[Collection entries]
+++

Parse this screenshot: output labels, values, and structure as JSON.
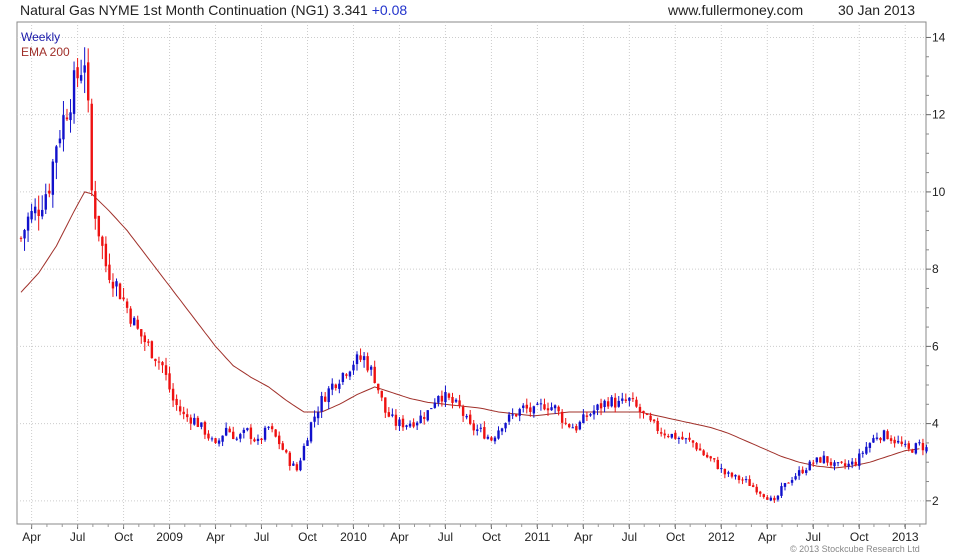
{
  "header": {
    "title": "Natural Gas NYME 1st Month Continuation (NG1) 3.341",
    "change": "+0.08",
    "site": "www.fullermoney.com",
    "date": "30 Jan 2013"
  },
  "footer": {
    "copyright": "© 2013 Stockcube Research Ltd"
  },
  "colors": {
    "up_candle": "#1111cc",
    "down_candle": "#ee1111",
    "ema": "#a0302a",
    "weekly_label": "#1a1aaa",
    "ema_label": "#a0302a",
    "grid": "#cccccc"
  },
  "chart_data": {
    "type": "candlestick",
    "legend": [
      "Weekly",
      "EMA 200"
    ],
    "legend_position": "top-left",
    "y_axis_side": "right",
    "ylim": [
      1.4,
      14.4
    ],
    "y_ticks": [
      2,
      4,
      6,
      8,
      10,
      12,
      14
    ],
    "x_ticks": [
      {
        "label": "Apr",
        "week": 3
      },
      {
        "label": "Jul",
        "week": 16
      },
      {
        "label": "Oct",
        "week": 29
      },
      {
        "label": "2009",
        "week": 42
      },
      {
        "label": "Apr",
        "week": 55
      },
      {
        "label": "Jul",
        "week": 68
      },
      {
        "label": "Oct",
        "week": 81
      },
      {
        "label": "2010",
        "week": 94
      },
      {
        "label": "Apr",
        "week": 107
      },
      {
        "label": "Jul",
        "week": 120
      },
      {
        "label": "Oct",
        "week": 133
      },
      {
        "label": "2011",
        "week": 146
      },
      {
        "label": "Apr",
        "week": 159
      },
      {
        "label": "Jul",
        "week": 172
      },
      {
        "label": "Oct",
        "week": 185
      },
      {
        "label": "2012",
        "week": 198
      },
      {
        "label": "Apr",
        "week": 211
      },
      {
        "label": "Jul",
        "week": 224
      },
      {
        "label": "Oct",
        "week": 237
      },
      {
        "label": "2013",
        "week": 250
      }
    ],
    "grid": true,
    "close_anchors": [
      [
        0,
        8.8
      ],
      [
        2,
        9.3
      ],
      [
        5,
        9.6
      ],
      [
        8,
        10.2
      ],
      [
        10,
        11.3
      ],
      [
        13,
        12.2
      ],
      [
        16,
        13.0
      ],
      [
        18,
        13.5
      ],
      [
        19,
        12.0
      ],
      [
        20,
        10.0
      ],
      [
        22,
        9.0
      ],
      [
        24,
        8.1
      ],
      [
        27,
        7.6
      ],
      [
        30,
        7.0
      ],
      [
        33,
        6.4
      ],
      [
        36,
        6.0
      ],
      [
        40,
        5.5
      ],
      [
        43,
        4.6
      ],
      [
        46,
        4.2
      ],
      [
        49,
        4.1
      ],
      [
        52,
        3.8
      ],
      [
        55,
        3.4
      ],
      [
        58,
        3.9
      ],
      [
        61,
        3.6
      ],
      [
        64,
        3.8
      ],
      [
        67,
        3.5
      ],
      [
        70,
        3.9
      ],
      [
        73,
        3.5
      ],
      [
        76,
        3.0
      ],
      [
        78,
        2.8
      ],
      [
        80,
        3.4
      ],
      [
        82,
        4.0
      ],
      [
        85,
        4.6
      ],
      [
        88,
        5.0
      ],
      [
        91,
        5.3
      ],
      [
        94,
        5.6
      ],
      [
        97,
        5.7
      ],
      [
        100,
        5.2
      ],
      [
        103,
        4.3
      ],
      [
        106,
        4.0
      ],
      [
        109,
        4.0
      ],
      [
        112,
        4.1
      ],
      [
        115,
        4.3
      ],
      [
        118,
        4.8
      ],
      [
        121,
        4.6
      ],
      [
        124,
        4.4
      ],
      [
        127,
        3.9
      ],
      [
        130,
        3.8
      ],
      [
        133,
        3.6
      ],
      [
        136,
        4.0
      ],
      [
        139,
        4.2
      ],
      [
        142,
        4.4
      ],
      [
        145,
        4.3
      ],
      [
        148,
        4.5
      ],
      [
        151,
        4.4
      ],
      [
        154,
        4.0
      ],
      [
        157,
        3.9
      ],
      [
        160,
        4.2
      ],
      [
        163,
        4.4
      ],
      [
        166,
        4.6
      ],
      [
        169,
        4.5
      ],
      [
        172,
        4.6
      ],
      [
        175,
        4.3
      ],
      [
        178,
        4.0
      ],
      [
        181,
        3.8
      ],
      [
        184,
        3.7
      ],
      [
        187,
        3.6
      ],
      [
        190,
        3.5
      ],
      [
        193,
        3.2
      ],
      [
        196,
        3.0
      ],
      [
        199,
        2.7
      ],
      [
        202,
        2.6
      ],
      [
        205,
        2.5
      ],
      [
        208,
        2.3
      ],
      [
        211,
        2.1
      ],
      [
        213,
        1.95
      ],
      [
        215,
        2.3
      ],
      [
        218,
        2.6
      ],
      [
        221,
        2.8
      ],
      [
        224,
        3.0
      ],
      [
        227,
        3.1
      ],
      [
        230,
        2.9
      ],
      [
        233,
        2.9
      ],
      [
        236,
        3.0
      ],
      [
        239,
        3.4
      ],
      [
        242,
        3.7
      ],
      [
        245,
        3.7
      ],
      [
        248,
        3.5
      ],
      [
        251,
        3.3
      ],
      [
        254,
        3.45
      ],
      [
        256,
        3.35
      ]
    ],
    "ema_anchors": [
      [
        0,
        7.4
      ],
      [
        5,
        7.9
      ],
      [
        10,
        8.6
      ],
      [
        15,
        9.5
      ],
      [
        18,
        10.0
      ],
      [
        20,
        9.95
      ],
      [
        25,
        9.5
      ],
      [
        30,
        9.0
      ],
      [
        35,
        8.4
      ],
      [
        40,
        7.8
      ],
      [
        45,
        7.2
      ],
      [
        50,
        6.6
      ],
      [
        55,
        6.0
      ],
      [
        60,
        5.5
      ],
      [
        65,
        5.2
      ],
      [
        70,
        4.95
      ],
      [
        75,
        4.6
      ],
      [
        80,
        4.3
      ],
      [
        85,
        4.3
      ],
      [
        90,
        4.5
      ],
      [
        95,
        4.75
      ],
      [
        100,
        4.95
      ],
      [
        105,
        4.8
      ],
      [
        110,
        4.65
      ],
      [
        115,
        4.55
      ],
      [
        120,
        4.5
      ],
      [
        125,
        4.45
      ],
      [
        130,
        4.4
      ],
      [
        135,
        4.3
      ],
      [
        140,
        4.25
      ],
      [
        145,
        4.2
      ],
      [
        150,
        4.25
      ],
      [
        155,
        4.3
      ],
      [
        160,
        4.3
      ],
      [
        165,
        4.3
      ],
      [
        170,
        4.3
      ],
      [
        175,
        4.3
      ],
      [
        180,
        4.2
      ],
      [
        185,
        4.1
      ],
      [
        190,
        4.0
      ],
      [
        195,
        3.9
      ],
      [
        200,
        3.75
      ],
      [
        205,
        3.55
      ],
      [
        210,
        3.35
      ],
      [
        215,
        3.15
      ],
      [
        220,
        3.0
      ],
      [
        225,
        2.9
      ],
      [
        230,
        2.85
      ],
      [
        235,
        2.9
      ],
      [
        240,
        3.0
      ],
      [
        245,
        3.15
      ],
      [
        250,
        3.3
      ],
      [
        254,
        3.35
      ]
    ]
  }
}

+++

Nothing in the entries above should change when they are printed again, except that the pictures are dropped.

# Result of the exercise
Parse this screenshot: output labels, values, and structure as JSON.
{
  "header": {
    "title": "Natural Gas NYME 1st Month Continuation (NG1) 3.341",
    "change": "+0.08",
    "site": "www.fullermoney.com",
    "date": "30 Jan 2013"
  },
  "footer": {
    "copyright": "© 2013 Stockcube Research Ltd"
  },
  "colors": {
    "up_candle": "#1111cc",
    "down_candle": "#ee1111",
    "ema": "#a0302a",
    "weekly_label": "#1a1aaa",
    "ema_label": "#a0302a",
    "grid": "#cccccc"
  },
  "chart_data": {
    "type": "candlestick",
    "legend": [
      "Weekly",
      "EMA 200"
    ],
    "legend_position": "top-left",
    "y_axis_side": "right",
    "ylim": [
      1.4,
      14.4
    ],
    "y_ticks": [
      2,
      4,
      6,
      8,
      10,
      12,
      14
    ],
    "x_ticks": [
      {
        "label": "Apr",
        "week": 3
      },
      {
        "label": "Jul",
        "week": 16
      },
      {
        "label": "Oct",
        "week": 29
      },
      {
        "label": "2009",
        "week": 42
      },
      {
        "label": "Apr",
        "week": 55
      },
      {
        "label": "Jul",
        "week": 68
      },
      {
        "label": "Oct",
        "week": 81
      },
      {
        "label": "2010",
        "week": 94
      },
      {
        "label": "Apr",
        "week": 107
      },
      {
        "label": "Jul",
        "week": 120
      },
      {
        "label": "Oct",
        "week": 133
      },
      {
        "label": "2011",
        "week": 146
      },
      {
        "label": "Apr",
        "week": 159
      },
      {
        "label": "Jul",
        "week": 172
      },
      {
        "label": "Oct",
        "week": 185
      },
      {
        "label": "2012",
        "week": 198
      },
      {
        "label": "Apr",
        "week": 211
      },
      {
        "label": "Jul",
        "week": 224
      },
      {
        "label": "Oct",
        "week": 237
      },
      {
        "label": "2013",
        "week": 250
      }
    ],
    "grid": true,
    "close_anchors": [
      [
        0,
        8.8
      ],
      [
        2,
        9.3
      ],
      [
        5,
        9.6
      ],
      [
        8,
        10.2
      ],
      [
        10,
        11.3
      ],
      [
        13,
        12.2
      ],
      [
        16,
        13.0
      ],
      [
        18,
        13.5
      ],
      [
        19,
        12.0
      ],
      [
        20,
        10.0
      ],
      [
        22,
        9.0
      ],
      [
        24,
        8.1
      ],
      [
        27,
        7.6
      ],
      [
        30,
        7.0
      ],
      [
        33,
        6.4
      ],
      [
        36,
        6.0
      ],
      [
        40,
        5.5
      ],
      [
        43,
        4.6
      ],
      [
        46,
        4.2
      ],
      [
        49,
        4.1
      ],
      [
        52,
        3.8
      ],
      [
        55,
        3.4
      ],
      [
        58,
        3.9
      ],
      [
        61,
        3.6
      ],
      [
        64,
        3.8
      ],
      [
        67,
        3.5
      ],
      [
        70,
        3.9
      ],
      [
        73,
        3.5
      ],
      [
        76,
        3.0
      ],
      [
        78,
        2.8
      ],
      [
        80,
        3.4
      ],
      [
        82,
        4.0
      ],
      [
        85,
        4.6
      ],
      [
        88,
        5.0
      ],
      [
        91,
        5.3
      ],
      [
        94,
        5.6
      ],
      [
        97,
        5.7
      ],
      [
        100,
        5.2
      ],
      [
        103,
        4.3
      ],
      [
        106,
        4.0
      ],
      [
        109,
        4.0
      ],
      [
        112,
        4.1
      ],
      [
        115,
        4.3
      ],
      [
        118,
        4.8
      ],
      [
        121,
        4.6
      ],
      [
        124,
        4.4
      ],
      [
        127,
        3.9
      ],
      [
        130,
        3.8
      ],
      [
        133,
        3.6
      ],
      [
        136,
        4.0
      ],
      [
        139,
        4.2
      ],
      [
        142,
        4.4
      ],
      [
        145,
        4.3
      ],
      [
        148,
        4.5
      ],
      [
        151,
        4.4
      ],
      [
        154,
        4.0
      ],
      [
        157,
        3.9
      ],
      [
        160,
        4.2
      ],
      [
        163,
        4.4
      ],
      [
        166,
        4.6
      ],
      [
        169,
        4.5
      ],
      [
        172,
        4.6
      ],
      [
        175,
        4.3
      ],
      [
        178,
        4.0
      ],
      [
        181,
        3.8
      ],
      [
        184,
        3.7
      ],
      [
        187,
        3.6
      ],
      [
        190,
        3.5
      ],
      [
        193,
        3.2
      ],
      [
        196,
        3.0
      ],
      [
        199,
        2.7
      ],
      [
        202,
        2.6
      ],
      [
        205,
        2.5
      ],
      [
        208,
        2.3
      ],
      [
        211,
        2.1
      ],
      [
        213,
        1.95
      ],
      [
        215,
        2.3
      ],
      [
        218,
        2.6
      ],
      [
        221,
        2.8
      ],
      [
        224,
        3.0
      ],
      [
        227,
        3.1
      ],
      [
        230,
        2.9
      ],
      [
        233,
        2.9
      ],
      [
        236,
        3.0
      ],
      [
        239,
        3.4
      ],
      [
        242,
        3.7
      ],
      [
        245,
        3.7
      ],
      [
        248,
        3.5
      ],
      [
        251,
        3.3
      ],
      [
        254,
        3.45
      ],
      [
        256,
        3.35
      ]
    ],
    "ema_anchors": [
      [
        0,
        7.4
      ],
      [
        5,
        7.9
      ],
      [
        10,
        8.6
      ],
      [
        15,
        9.5
      ],
      [
        18,
        10.0
      ],
      [
        20,
        9.95
      ],
      [
        25,
        9.5
      ],
      [
        30,
        9.0
      ],
      [
        35,
        8.4
      ],
      [
        40,
        7.8
      ],
      [
        45,
        7.2
      ],
      [
        50,
        6.6
      ],
      [
        55,
        6.0
      ],
      [
        60,
        5.5
      ],
      [
        65,
        5.2
      ],
      [
        70,
        4.95
      ],
      [
        75,
        4.6
      ],
      [
        80,
        4.3
      ],
      [
        85,
        4.3
      ],
      [
        90,
        4.5
      ],
      [
        95,
        4.75
      ],
      [
        100,
        4.95
      ],
      [
        105,
        4.8
      ],
      [
        110,
        4.65
      ],
      [
        115,
        4.55
      ],
      [
        120,
        4.5
      ],
      [
        125,
        4.45
      ],
      [
        130,
        4.4
      ],
      [
        135,
        4.3
      ],
      [
        140,
        4.25
      ],
      [
        145,
        4.2
      ],
      [
        150,
        4.25
      ],
      [
        155,
        4.3
      ],
      [
        160,
        4.3
      ],
      [
        165,
        4.3
      ],
      [
        170,
        4.3
      ],
      [
        175,
        4.3
      ],
      [
        180,
        4.2
      ],
      [
        185,
        4.1
      ],
      [
        190,
        4.0
      ],
      [
        195,
        3.9
      ],
      [
        200,
        3.75
      ],
      [
        205,
        3.55
      ],
      [
        210,
        3.35
      ],
      [
        215,
        3.15
      ],
      [
        220,
        3.0
      ],
      [
        225,
        2.9
      ],
      [
        230,
        2.85
      ],
      [
        235,
        2.9
      ],
      [
        240,
        3.0
      ],
      [
        245,
        3.15
      ],
      [
        250,
        3.3
      ],
      [
        254,
        3.35
      ]
    ]
  }
}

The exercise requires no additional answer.